* [Brief]:
Copy every one of the rows below word for word, leaving out the pictures.

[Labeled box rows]
## BEGIN

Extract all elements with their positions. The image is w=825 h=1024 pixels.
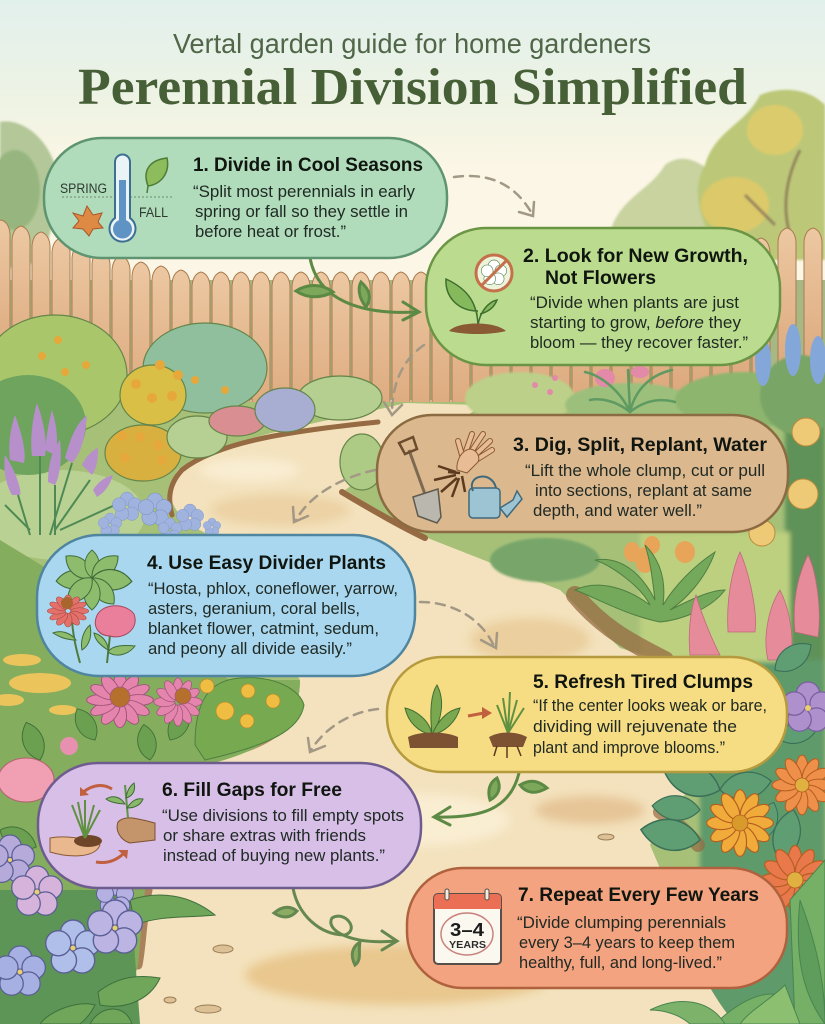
icon: calendar [434,889,501,964]
violets [0,835,142,995]
step 3 text: into sections, replant at same [535,482,752,500]
step 5 text: “If the center looks weak or bare, [533,697,767,715]
panel 2: new growth [426,228,780,365]
subtitle: Vertal garden guide for home gardeners [173,28,651,59]
soil edges [138,422,698,965]
far trees right [612,90,825,260]
step 7 text: “Divide clumping perennials [517,914,726,932]
step 4 text: and peony all divide easily.” [148,640,352,658]
step 7 text: every 3–4 years to keep them [519,934,735,952]
step 1 text: “Split most perennials in early [193,183,416,201]
step 6 text: or share extras with friends [163,827,366,845]
step 7 text: 7. Repeat Every Few Years [518,884,759,906]
arrow: step 1 to 2 dashed [454,176,534,216]
icon: thermometer with seasons [60,154,172,242]
left stems and leaves [0,704,196,856]
arrow: step 1 to 2 vine [296,258,419,320]
icon: shovel, hand and watering can [399,434,522,523]
icon: calendar: YEARS [449,940,486,951]
left lower garden [0,540,304,1024]
step 6 text [162,779,404,865]
green blades bottom right [715,860,825,1024]
arrow: step 5 to 6 vine [434,773,547,825]
pebbles [164,834,614,1013]
step 5 text: dividing will rejuvenate the [533,718,737,736]
shrub blooms [38,336,229,465]
ornamental grass clump [575,536,725,622]
step 4 text: blanket flower, catmint, sedum, [148,620,379,638]
blue flowers [98,492,221,541]
coneflowers [87,672,202,728]
left garden beds [0,315,384,560]
step 2 text [523,245,748,352]
yellow roses right [749,418,820,546]
step 4 text: “Hosta, phlox, coneflower, yarrow, [148,580,398,598]
step 4 text [147,552,398,658]
step 2 text: “Divide when plants are just [530,294,739,312]
arrow: step 4 to 5 dashed [420,602,497,648]
step 5 text: plant and improve blooms.” [533,739,725,757]
step 2 text: 2. Look for New Growth, [523,245,748,267]
step 5 text [533,671,767,757]
far trees left [0,121,57,270]
peony [0,758,54,802]
step 6 text: “Use divisions to fill empty spots [162,807,404,825]
icon: tired and refreshed clumps [405,685,527,758]
dark leaves right [638,636,825,863]
fence rails and pickets [0,220,825,448]
panel 7: repeat every few years [407,868,787,988]
pink lupins right [689,552,819,660]
small pink bloom [60,737,78,755]
icon: hands sharing plants [50,783,155,863]
panel 6: fill gaps [38,763,421,888]
step 5 text: 5. Refresh Tired Clumps [533,671,753,693]
ground [0,402,825,1024]
arrow: step 6 to 7 vine [274,888,397,965]
orange daisies right [707,755,825,914]
purple flower right [783,682,825,731]
panel 1: cool seasons [44,138,447,258]
right bed behind panel 2 [465,355,825,582]
step 1 text: 1. Divide in Cool Seasons [193,154,423,176]
step 4 text: asters, geranium, coral bells, [148,600,360,618]
panel 3: dig split replant [377,415,788,532]
step 4 text: 4. Use Easy Divider Plants [147,552,386,574]
step 7 text [517,884,759,972]
arrow: step 5 to 6 dashed [308,709,378,752]
arrow: step 2 to 3 dashed [384,345,424,415]
step 2 text: starting to grow, before they [530,314,742,332]
step 1 text: before heat or frost.” [195,223,346,241]
step 7 text: healthy, full, and long-lived.” [519,954,722,972]
heading block [78,28,747,116]
lavender stems [5,456,115,535]
grass behind panel 2 [585,370,675,412]
step 6 text: instead of buying new plants.” [163,847,385,865]
icon: thermometer with seasons: FALL [139,205,168,220]
panel 4: easy divider plants [37,535,415,676]
panel 5: refresh clumps [387,657,787,772]
step 3 text: “Lift the whole clump, cut or pull [525,462,765,480]
step 1 text: spring or fall so they settle in [195,203,408,221]
title: Perennial Division Simplified [78,59,747,116]
icon: thermometer with seasons: SPRING [60,181,107,196]
step 1 text [193,154,423,241]
step 3 text: depth, and water well.” [533,502,702,520]
step 6 text: 6. Fill Gaps for Free [162,779,342,801]
bottom-left leaves [40,976,160,1024]
step 3 text [513,434,767,520]
icon: seedling with no-flower sign [446,255,512,334]
yellow blooms [200,679,280,728]
bottom right leaf [650,1002,725,1024]
pink blooms behind panel 2 [532,366,649,395]
icon: calendar: 3–4 [450,920,484,940]
yarrow [0,654,77,715]
step 3 text: 3. Dig, Split, Replant, Water [513,434,767,456]
arrow: step 3 to 4 dashed [293,470,375,522]
step 2 text: Not Flowers [545,267,656,289]
blue spires right [755,324,825,386]
icon: hosta, coneflower and peony [47,550,135,663]
step 2 text: bloom — they recover faster.” [530,334,748,352]
lavender spikes left [4,403,113,497]
dirt path [122,403,735,1024]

## END

* [Written solution]:
Extract all elements with their positions. The image is w=825 h=1024 pixels.
icon: calendar [434,889,501,964]
violets [0,835,142,995]
step 3 text: into sections, replant at same [535,482,752,500]
step 5 text: “If the center looks weak or bare, [533,697,767,715]
panel 2: new growth [426,228,780,365]
subtitle: Vertal garden guide for home gardeners [173,28,651,59]
soil edges [138,422,698,965]
far trees right [612,90,825,260]
step 7 text: “Divide clumping perennials [517,914,726,932]
step 4 text: and peony all divide easily.” [148,640,352,658]
step 7 text: every 3–4 years to keep them [519,934,735,952]
step 1 text: “Split most perennials in early [193,183,416,201]
step 6 text: or share extras with friends [163,827,366,845]
step 7 text: 7. Repeat Every Few Years [518,884,759,906]
arrow: step 1 to 2 dashed [454,176,534,216]
icon: thermometer with seasons [60,154,172,242]
left stems and leaves [0,704,196,856]
arrow: step 1 to 2 vine [296,258,419,320]
icon: shovel, hand and watering can [399,434,522,523]
icon: calendar: YEARS [449,940,486,951]
left lower garden [0,540,304,1024]
step 6 text [162,779,404,865]
green blades bottom right [715,860,825,1024]
arrow: step 5 to 6 vine [434,773,547,825]
pebbles [164,834,614,1013]
step 5 text: dividing will rejuvenate the [533,718,737,736]
shrub blooms [38,336,229,465]
ornamental grass clump [575,536,725,622]
step 4 text: blanket flower, catmint, sedum, [148,620,379,638]
blue flowers [98,492,221,541]
coneflowers [87,672,202,728]
left garden beds [0,315,384,560]
step 2 text [523,245,748,352]
yellow roses right [749,418,820,546]
step 4 text: “Hosta, phlox, coneflower, yarrow, [148,580,398,598]
step 4 text [147,552,398,658]
step 2 text: “Divide when plants are just [530,294,739,312]
arrow: step 4 to 5 dashed [420,602,497,648]
step 5 text: plant and improve blooms.” [533,739,725,757]
step 2 text: 2. Look for New Growth, [523,245,748,267]
step 5 text [533,671,767,757]
far trees left [0,121,57,270]
peony [0,758,54,802]
step 6 text: “Use divisions to fill empty spots [162,807,404,825]
icon: tired and refreshed clumps [405,685,527,758]
dark leaves right [638,636,825,863]
fence rails and pickets [0,220,825,448]
panel 7: repeat every few years [407,868,787,988]
pink lupins right [689,552,819,660]
small pink bloom [60,737,78,755]
icon: hands sharing plants [50,783,155,863]
panel 6: fill gaps [38,763,421,888]
step 5 text: 5. Refresh Tired Clumps [533,671,753,693]
ground [0,402,825,1024]
arrow: step 6 to 7 vine [274,888,397,965]
orange daisies right [707,755,825,914]
purple flower right [783,682,825,731]
panel 1: cool seasons [44,138,447,258]
right bed behind panel 2 [465,355,825,582]
step 1 text: 1. Divide in Cool Seasons [193,154,423,176]
step 4 text: asters, geranium, coral bells, [148,600,360,618]
panel 3: dig split replant [377,415,788,532]
step 4 text: 4. Use Easy Divider Plants [147,552,386,574]
step 7 text [517,884,759,972]
arrow: step 5 to 6 dashed [308,709,378,752]
arrow: step 2 to 3 dashed [384,345,424,415]
step 2 text: starting to grow, before they [530,314,742,332]
step 1 text: before heat or frost.” [195,223,346,241]
step 7 text: healthy, full, and long-lived.” [519,954,722,972]
heading block [78,28,747,116]
lavender stems [5,456,115,535]
grass behind panel 2 [585,370,675,412]
step 6 text: instead of buying new plants.” [163,847,385,865]
icon: thermometer with seasons: FALL [139,205,168,220]
panel 4: easy divider plants [37,535,415,676]
panel 5: refresh clumps [387,657,787,772]
step 3 text: “Lift the whole clump, cut or pull [525,462,765,480]
step 1 text: spring or fall so they settle in [195,203,408,221]
title: Perennial Division Simplified [78,59,747,116]
icon: thermometer with seasons: SPRING [60,181,107,196]
step 1 text [193,154,423,241]
step 3 text: depth, and water well.” [533,502,702,520]
step 6 text: 6. Fill Gaps for Free [162,779,342,801]
bottom-left leaves [40,976,160,1024]
step 3 text [513,434,767,520]
icon: seedling with no-flower sign [446,255,512,334]
yellow blooms [200,679,280,728]
bottom right leaf [650,1002,725,1024]
pink blooms behind panel 2 [532,366,649,395]
icon: calendar: 3–4 [450,920,484,940]
yarrow [0,654,77,715]
step 3 text: 3. Dig, Split, Replant, Water [513,434,767,456]
arrow: step 3 to 4 dashed [293,470,375,522]
step 2 text: Not Flowers [545,267,656,289]
blue spires right [755,324,825,386]
icon: hosta, coneflower and peony [47,550,135,663]
step 2 text: bloom — they recover faster.” [530,334,748,352]
lavender spikes left [4,403,113,497]
dirt path [122,403,735,1024]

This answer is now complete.